[START OF DOCUMENT PASSAGE]

This disclosure relates generally to a power electronic system, and more particularly to a power conversion system and controlling method thereof.

The power conversion system may convert electric energy from AC to DC or DC to AC or may merely change the voltage or frequency. Power conversion systems are often used in wind and solar power systems, for example. Control systems are used to control the power conversion systems. Conventional control systems have limited control frequency. With the increasing development of wide-band-gap (WBG) power semiconductor devices for use in power conversion systems, higher control frequency is required to fully exploit the benefit of these devices.

BRIEF DESCRIPTION

In one embodiment, the present disclosure provides a power conversion system which comprises at least one conversion unit comprising a converter unit and a first power interface board; at least one measurement unit comprising a measurement board and a second power interface board; and a controller comprising a processing unit and a third power interface board for communicating with the processing unit, the first power interface board, and the second power interface board, wherein at least some of the communications between the third power interface board and the first and second power interface boards have independent bandwidths.

In another embodiment, the present disclosure provides a method of controlling a power conversion system comprising: 101) sampling analog signals from a converter unit and a measurement board and converting the converter unit and measurement unit analog signals to converter unit and measurement unit data; 102) sending the converter unit data from a first power interface board to a third power interface board and sending the measurement unit data from a second power interface board to the third power interface board; 103) sending the converter unit and measurement unit data from the third power interface board to a processing unit; 104) calculating switching states and corresponding timers of the converter unit via the processing unit; 105) sending a corresponding command signal to the third power interface boards and then to the first power interface board; and 106) executing the corresponding command signals at the converter unit.

In another embodiment, the present disclosure provides a control system, comprising at least one first power interface board; at least one second power interface board; and a controller comprising a processing unit, and a third power interface board for communicating with the processing unit at over 1 Gbps communication or data exchange speed, and communicated with the first power interface board and the second power interface board.

[END OF DOCUMENT PASSAGE]
[START OF DATA SHOWN]

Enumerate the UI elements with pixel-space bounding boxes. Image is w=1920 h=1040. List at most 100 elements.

[END OF DATA SHOWN]

According to the power conversion passage, why is a higher control frequency now required for power conversion systems?

Wide-band-gap power semiconductor devices are increasingly being developed for use in power conversion systems. A higher control frequency is needed to fully exploit the benefit of these devices, and conventional control systems have limited control frequency.